[Saved entries]
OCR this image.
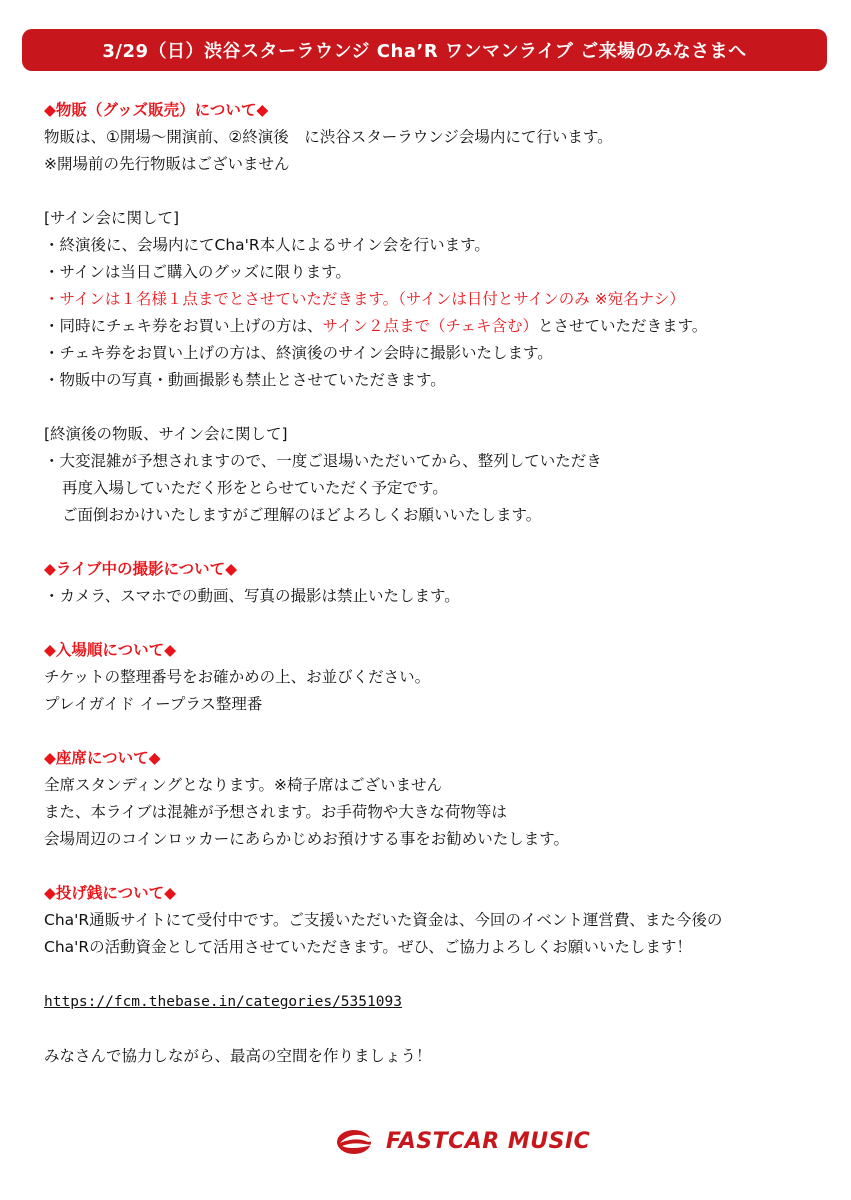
3/29（日）渋谷スターラウンジ Cha’R ワンマンライブ ご来場のみなさまへ
◆物販（グッズ販売）について◆
物販は、①開場～開演前、②終演後　に渋谷スターラウンジ会場内にて行います。
※開場前の先行物販はございません
[サイン会に関して]
・終演後に、会場内にてCha'R本人によるサイン会を行います。
・サインは当日ご購入のグッズに限ります。
・サインは１名様１点までとさせていただきます。（サインは日付とサインのみ ※宛名ナシ）
・同時にチェキ券をお買い上げの方は、サイン２点まで（チェキ含む）とさせていただきます。
・チェキ券をお買い上げの方は、終演後のサイン会時に撮影いたします。
・物販中の写真・動画撮影も禁止とさせていただきます。
[終演後の物販、サイン会に関して]
・大変混雑が予想されますので、一度ご退場いただいてから、整列していただき
再度入場していただく形をとらせていただく予定です。
ご面倒おかけいたしますがご理解のほどよろしくお願いいたします。
◆ライブ中の撮影について◆
・カメラ、スマホでの動画、写真の撮影は禁止いたします。
◆入場順について◆
チケットの整理番号をお確かめの上、お並びください。
プレイガイド イープラス整理番
◆座席について◆
全席スタンディングとなります。※椅子席はございません
また、本ライブは混雑が予想されます。お手荷物や大きな荷物等は
会場周辺のコインロッカーにあらかじめお預けする事をお勧めいたします。
◆投げ銭について◆
Cha'R通販サイトにて受付中です。ご支援いただいた資金は、今回のイベント運営費、また今後の
Cha'Rの活動資金として活用させていただきます。ぜひ、ご協力よろしくお願いいたします！
https://fcm.thebase.in/categories/5351093
みなさんで協力しながら、最高の空間を作りましょう！
FASTCAR MUSIC
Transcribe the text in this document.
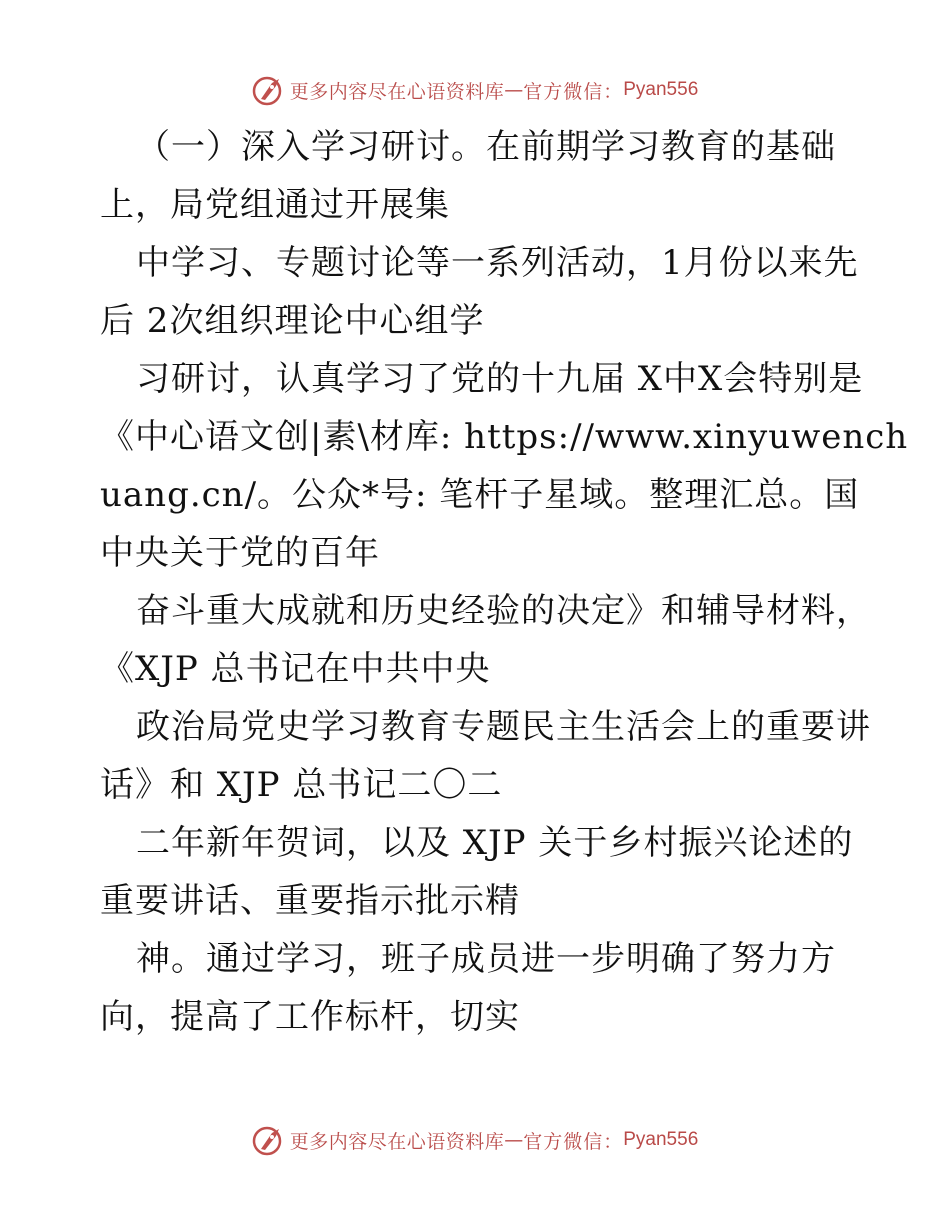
更多内容尽在心语资料库 — 官方微信： Pyan556
（一）深入学习研讨。在前期学习教育的基础
上，局党组通过开展集
中学习、专题讨论等一系列活动，1月份以来先
后 2次组织理论中心组学
习研讨，认真学习了党的十九届 X中X会特别是
《中心语文创|素\材库: https://www.xinyuwench
uang.cn/。公众*号: 笔杆子星域。整理汇总。国
中央关于党的百年
奋斗重大成就和历史经验的决定》和辅导材料，
《XJP 总书记在中共中央
政治局党史学习教育专题民主生活会上的重要讲
话》和 XJP 总书记二〇二
二年新年贺词，以及 XJP 关于乡村振兴论述的
重要讲话、重要指示批示精
神。通过学习，班子成员进一步明确了努力方
向，提高了工作标杆，切实
更多内容尽在心语资料库 — 官方微信： Pyan556
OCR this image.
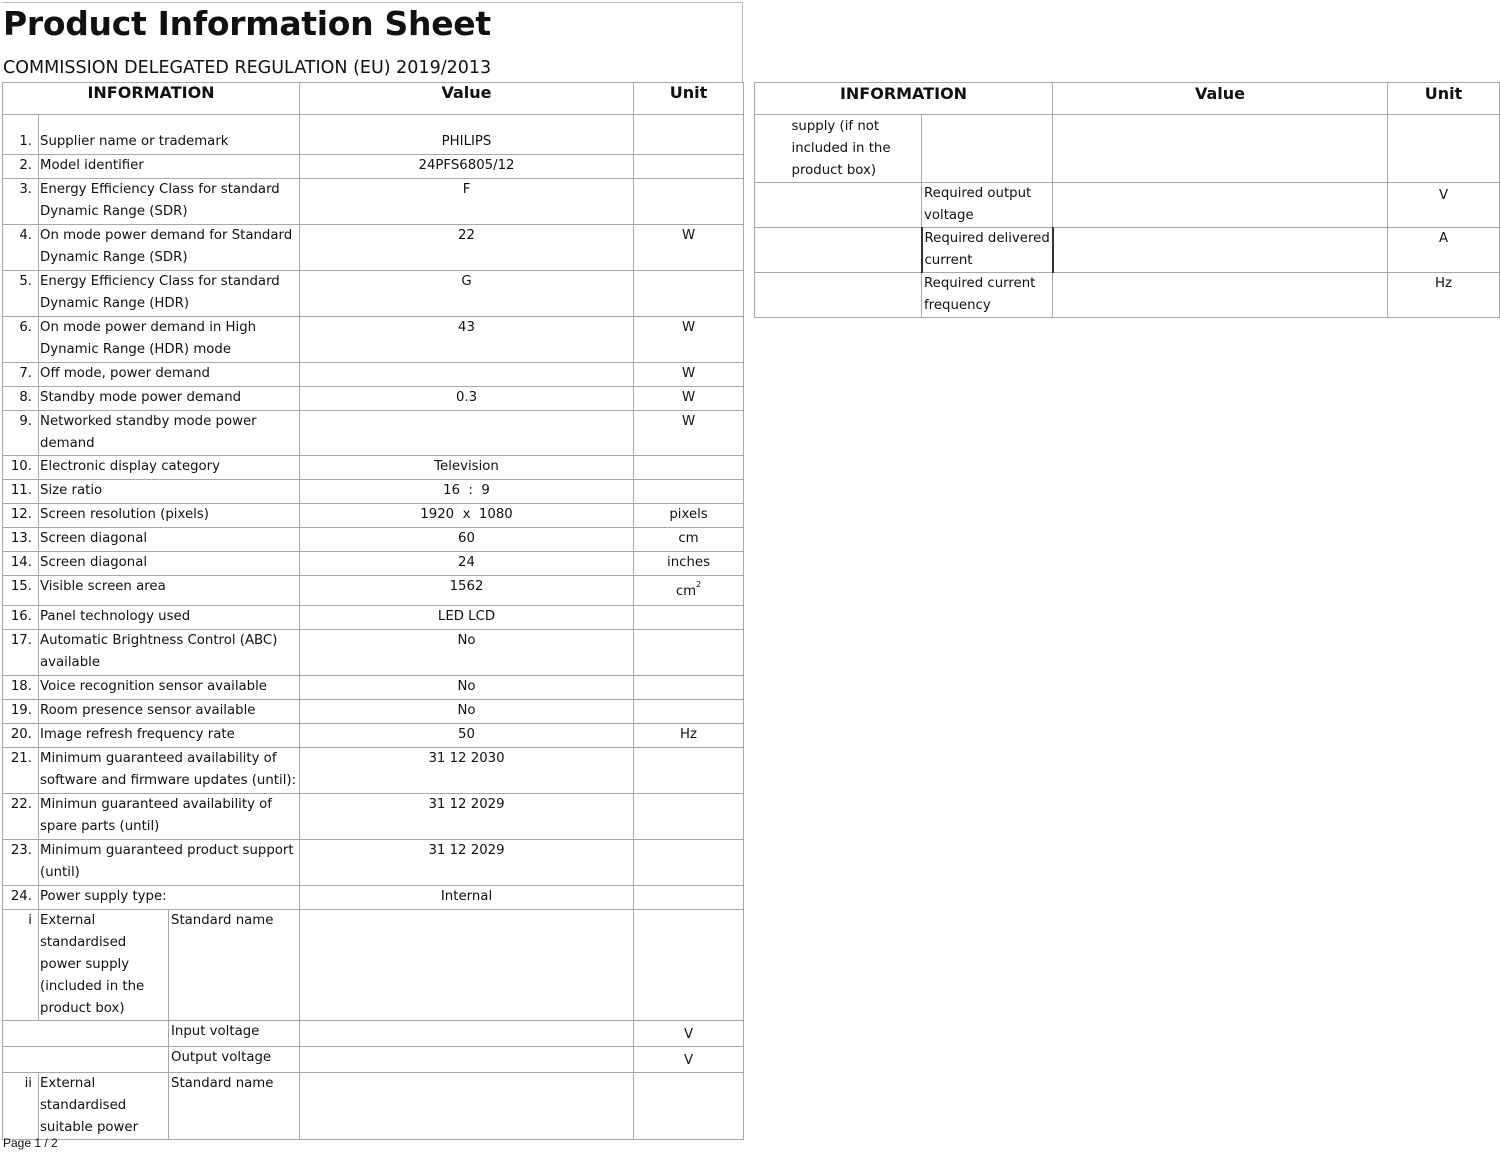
Product Information Sheet
COMMISSION DELEGATED REGULATION (EU) 2019/2013
INFORMATION			Value	Unit
1.	Supplier name or trademark		PHILIPS	
2.	Model identifier		24PFS6805/12	
3.	Energy Efficiency Class for standard Dynamic Range (SDR)		F	
4.	On mode power demand for Standard Dynamic Range (SDR)		22	W
5.	Energy Efficiency Class for standard Dynamic Range (HDR)		G	
6.	On mode power demand in High Dynamic Range (HDR) mode		43	W
7.	Off mode, power demand			W
8.	Standby mode power demand		0.3	W
9.	Networked standby mode power demand			W
10.	Electronic display category		Television	
11.	Size ratio		16  :  9	
12.	Screen resolution (pixels)		1920  x  1080	pixels
13.	Screen diagonal		60	cm
14.	Screen diagonal		24	inches
15.	Visible screen area		1562	$cm^2$
16.	Panel technology used		LED LCD	
17.	Automatic Brightness Control (ABC) available		No	
18.	Voice recognition sensor available		No	
19.	Room presence sensor available		No	
20.	Image refresh frequency rate		50	Hz
21.	Minimum guaranteed availability of software and firmware updates (until):		31 12 2030	
22.	Minimun guaranteed availability of spare parts (until)		31 12 2029	
23.	Minimum guaranteed product support (until)		31 12 2029	
24.	Power supply type:		Internal	
i	External standardised power supply (included in the product box)	Standard name		
		Input voltage		V
		Output voltage		V
ii	External standardised suitable power	Standard name		
INFORMATION			Value	Unit
	supply (if not included in the product box)			
		Required output voltage		V
		Required delivered current		A
		Required current frequency		Hz
Page 1 / 2
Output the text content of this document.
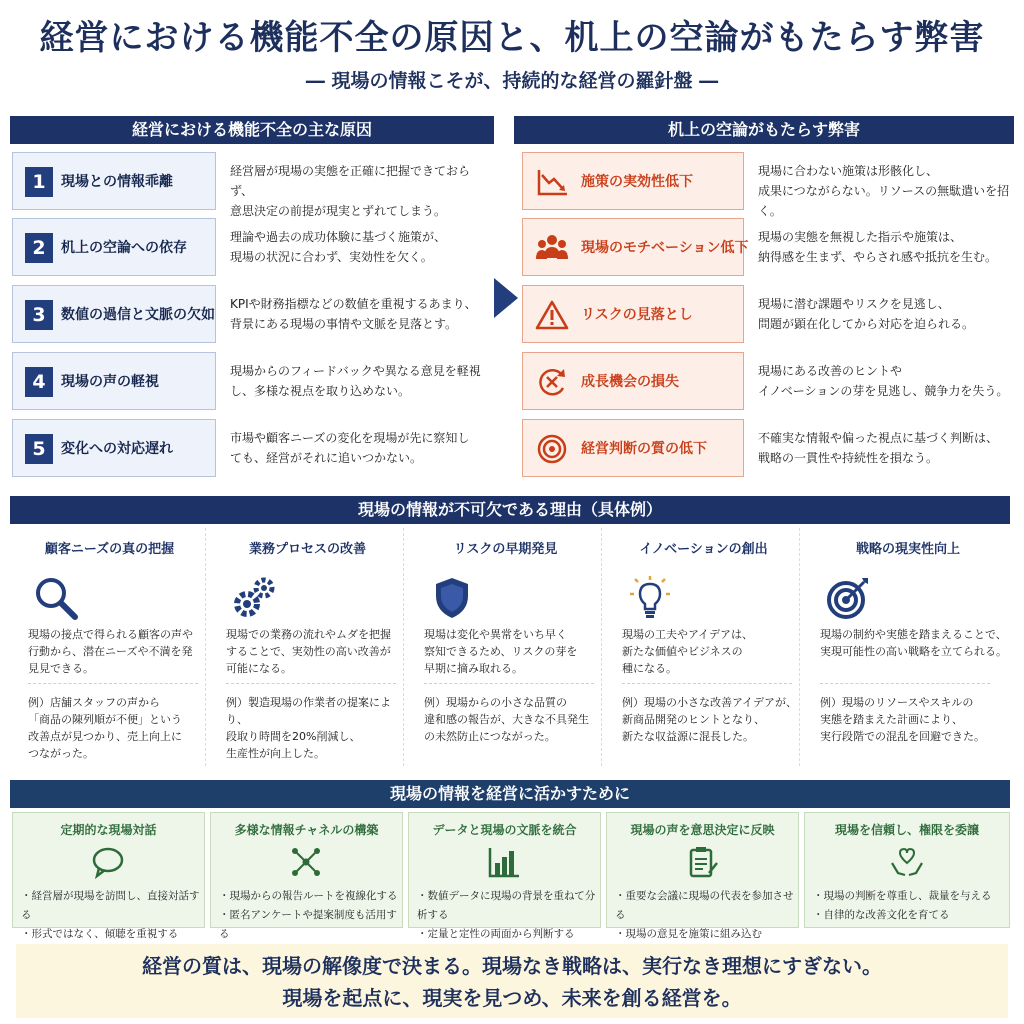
経営における機能不全の原因と、机上の空論がもたらす弊害
― 現場の情報こそが、持続的な経営の羅針盤 ―
経営における機能不全の主な原因
1	現場との情報乖離
経営層が現場の実態を正確に把握できておらず、
意思決定の前提が現実とずれてしまう。
2	机上の空論への依存
理論や過去の成功体験に基づく施策が、
現場の状況に合わず、実効性を欠く。
3	数値の過信と文脈の欠如
KPIや財務指標などの数値を重視するあまり、
背景にある現場の事情や文脈を見落とす。
4	現場の声の軽視
現場からのフィードバックや異なる意見を軽視
し、多様な視点を取り込めない。
5	変化への対応遅れ
市場や顧客ニーズの変化を現場が先に察知し
ても、経営がそれに追いつかない。
机上の空論がもたらす弊害
施策の実効性低下
現場に合わない施策は形骸化し、
成果につながらない。リソースの無駄遣いを招く。
現場のモチベーション低下
現場の実態を無視した指示や施策は、
納得感を生まず、やらされ感や抵抗を生む。
リスクの見落とし
現場に潜む課題やリスクを見逃し、
問題が顕在化してから対応を迫られる。
成長機会の損失
現場にある改善のヒントや
イノベーションの芽を見逃し、競争力を失う。
経営判断の質の低下
不確実な情報や偏った視点に基づく判断は、
戦略の一貫性や持続性を損なう。
現場の情報が不可欠である理由（具体例）
顧客ニーズの真の把握
現場の接点で得られる顧客の声や
行動から、潜在ニーズや不満を発
見見できる。
例）店舗スタッフの声から
「商品の陳列順が不便」という
改善点が見つかり、売上向上に
つながった。
業務プロセスの改善
現場での業務の流れやムダを把握
することで、実効性の高い改善が
可能になる。
例）製造現場の作業者の提案により、
段取り時間を20%削減し、
生産性が向上した。
リスクの早期発見
現場は変化や異常をいち早く
察知できるため、リスクの芽を
早期に摘み取れる。
例）現場からの小さな品質の
違和感の報告が、大きな不具発生
の未然防止につながった。
イノベーションの創出
現場の工夫やアイデアは、
新たな価値やビジネスの
種になる。
例）現場の小さな改善アイデアが、
新商品開発のヒントとなり、
新たな収益源に混長した。
戦略の現実性向上
現場の制約や実態を踏まえることで、
実現可能性の高い戦略を立てられる。
例）現場のリソースやスキルの
実態を踏まえた計画により、
実行段階での混乱を回避できた。
現場の情報を経営に活かすために
定期的な現場対話
・経営層が現場を訪問し、直接対話する
・形式ではなく、傾聴を重視する
多様な情報チャネルの構築
・現場からの報告ルートを複線化する
・匿名アンケートや提案制度も活用する
データと現場の文脈を統合
・数値データに現場の背景を重ねて分析する
・定量と定性の両面から判断する
現場の声を意思決定に反映
・重要な会議に現場の代表を参加させる
・現場の意見を施策に組み込む
現場を信頼し、権限を委譲
・現場の判断を尊重し、裁量を与える
・自律的な改善文化を育てる

経営の質は、現場の解像度で決まる。現場なき戦略は、実行なき理想にすぎない。

現場を起点に、現実を見つめ、未来を創る経営を。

- [Request] Output the full set of records above without changing a word, and drop the images.

- [Written solution]
OCR this image.
3/29（日）渋谷スターラウンジ Cha’R ワンマンライブ ご来場のみなさまへ
◆物販（グッズ販売）について◆
物販は、①開場～開演前、②終演後　に渋谷スターラウンジ会場内にて行います。
※開場前の先行物販はございません
[サイン会に関して]
・終演後に、会場内にてCha'R本人によるサイン会を行います。
・サインは当日ご購入のグッズに限ります。
・サインは１名様１点までとさせていただきます。（サインは日付とサインのみ ※宛名ナシ）
・同時にチェキ券をお買い上げの方は、サイン２点まで（チェキ含む）とさせていただきます。
・チェキ券をお買い上げの方は、終演後のサイン会時に撮影いたします。
・物販中の写真・動画撮影も禁止とさせていただきます。
[終演後の物販、サイン会に関して]
・大変混雑が予想されますので、一度ご退場いただいてから、整列していただき
再度入場していただく形をとらせていただく予定です。
ご面倒おかけいたしますがご理解のほどよろしくお願いいたします。
◆ライブ中の撮影について◆
・カメラ、スマホでの動画、写真の撮影は禁止いたします。
◆入場順について◆
チケットの整理番号をお確かめの上、お並びください。
プレイガイド イープラス整理番
◆座席について◆
全席スタンディングとなります。※椅子席はございません
また、本ライブは混雑が予想されます。お手荷物や大きな荷物等は
会場周辺のコインロッカーにあらかじめお預けする事をお勧めいたします。
◆投げ銭について◆
Cha'R通販サイトにて受付中です。ご支援いただいた資金は、今回のイベント運営費、また今後の
Cha'Rの活動資金として活用させていただきます。ぜひ、ご協力よろしくお願いいたします！
https://fcm.thebase.in/categories/5351093
みなさんで協力しながら、最高の空間を作りましょう！
FASTCAR MUSIC
Transcribe the text in this document.
更多内容尽在心语资料库 — 官方微信： Pyan556
（一）深入学习研讨。在前期学习教育的基础
上，局党组通过开展集
中学习、专题讨论等一系列活动，1月份以来先
后 2次组织理论中心组学
习研讨，认真学习了党的十九届 X中X会特别是
《中心语文创|素\材库: https://www.xinyuwench
uang.cn/。公众*号: 笔杆子星域。整理汇总。国
中央关于党的百年
奋斗重大成就和历史经验的决定》和辅导材料，
《XJP 总书记在中共中央
政治局党史学习教育专题民主生活会上的重要讲
话》和 XJP 总书记二〇二
二年新年贺词，以及 XJP 关于乡村振兴论述的
重要讲话、重要指示批示精
神。通过学习，班子成员进一步明确了努力方
向，提高了工作标杆，切实
更多内容尽在心语资料库 — 官方微信： Pyan556
OCR this image.
Product Information Sheet
COMMISSION DELEGATED REGULATION (EU) 2019/2013
INFORMATION			Value	Unit
1.	Supplier name or trademark		PHILIPS	
2.	Model identifier		24PFS6805/12	
3.	Energy Efficiency Class for standard Dynamic Range (SDR)		F	
4.	On mode power demand for Standard Dynamic Range (SDR)		22	W
5.	Energy Efficiency Class for standard Dynamic Range (HDR)		G	
6.	On mode power demand in High Dynamic Range (HDR) mode		43	W
7.	Off mode, power demand			W
8.	Standby mode power demand		0.3	W
9.	Networked standby mode power demand			W
10.	Electronic display category		Television	
11.	Size ratio		16  :  9	
12.	Screen resolution (pixels)		1920  x  1080	pixels
13.	Screen diagonal		60	cm
14.	Screen diagonal		24	inches
15.	Visible screen area		1562	$cm^2$
16.	Panel technology used		LED LCD	
17.	Automatic Brightness Control (ABC) available		No	
18.	Voice recognition sensor available		No	
19.	Room presence sensor available		No	
20.	Image refresh frequency rate		50	Hz
21.	Minimum guaranteed availability of software and firmware updates (until):		31 12 2030	
22.	Minimun guaranteed availability of spare parts (until)		31 12 2029	
23.	Minimum guaranteed product support (until)		31 12 2029	
24.	Power supply type:		Internal	
i	External standardised power supply (included in the product box)	Standard name		
		Input voltage		V
		Output voltage		V
ii	External standardised suitable power	Standard name		
INFORMATION			Value	Unit
	supply (if not included in the product box)			
		Required output voltage		V
		Required delivered current		A
		Required current frequency		Hz
Page 1 / 2
Output the text content of this document.
経営における機能不全の原因と、机上の空論がもたらす弊害
― 現場の情報こそが、持続的な経営の羅針盤 ―
経営における機能不全の主な原因
1	現場との情報乖離
経営層が現場の実態を正確に把握できておらず、
意思決定の前提が現実とずれてしまう。
2	机上の空論への依存
理論や過去の成功体験に基づく施策が、
現場の状況に合わず、実効性を欠く。
3	数値の過信と文脈の欠如
KPIや財務指標などの数値を重視するあまり、
背景にある現場の事情や文脈を見落とす。
4	現場の声の軽視
現場からのフィードバックや異なる意見を軽視
し、多様な視点を取り込めない。
5	変化への対応遅れ
市場や顧客ニーズの変化を現場が先に察知し
ても、経営がそれに追いつかない。
机上の空論がもたらす弊害
施策の実効性低下
現場に合わない施策は形骸化し、
成果につながらない。リソースの無駄遣いを招く。
現場のモチベーション低下
現場の実態を無視した指示や施策は、
納得感を生まず、やらされ感や抵抗を生む。
リスクの見落とし
現場に潜む課題やリスクを見逃し、
問題が顕在化してから対応を迫られる。
成長機会の損失
現場にある改善のヒントや
イノベーションの芽を見逃し、競争力を失う。
経営判断の質の低下
不確実な情報や偏った視点に基づく判断は、
戦略の一貫性や持続性を損なう。
現場の情報が不可欠である理由（具体例）
顧客ニーズの真の把握
現場の接点で得られる顧客の声や
行動から、潜在ニーズや不満を発
見見できる。
例）店舗スタッフの声から
「商品の陳列順が不便」という
改善点が見つかり、売上向上に
つながった。
業務プロセスの改善
現場での業務の流れやムダを把握
することで、実効性の高い改善が
可能になる。
例）製造現場の作業者の提案により、
段取り時間を20%削減し、
生産性が向上した。
リスクの早期発見
現場は変化や異常をいち早く
察知できるため、リスクの芽を
早期に摘み取れる。
例）現場からの小さな品質の
違和感の報告が、大きな不具発生
の未然防止につながった。
イノベーションの創出
現場の工夫やアイデアは、
新たな価値やビジネスの
種になる。
例）現場の小さな改善アイデアが、
新商品開発のヒントとなり、
新たな収益源に混長した。
戦略の現実性向上
現場の制約や実態を踏まえることで、
実現可能性の高い戦略を立てられる。
例）現場のリソースやスキルの
実態を踏まえた計画により、
実行段階での混乱を回避できた。
現場の情報を経営に活かすために
定期的な現場対話
・経営層が現場を訪問し、直接対話する
・形式ではなく、傾聴を重視する
多様な情報チャネルの構築
・現場からの報告ルートを複線化する
・匿名アンケートや提案制度も活用する
データと現場の文脈を統合
・数値データに現場の背景を重ねて分析する
・定量と定性の両面から判断する
現場の声を意思決定に反映
・重要な会議に現場の代表を参加させる
・現場の意見を施策に組み込む
現場を信頼し、権限を委譲
・現場の判断を尊重し、裁量を与える
・自律的な改善文化を育てる

経営の質は、現場の解像度で決まる。現場なき戦略は、実行なき理想にすぎない。

現場を起点に、現実を見つめ、未来を創る経営を。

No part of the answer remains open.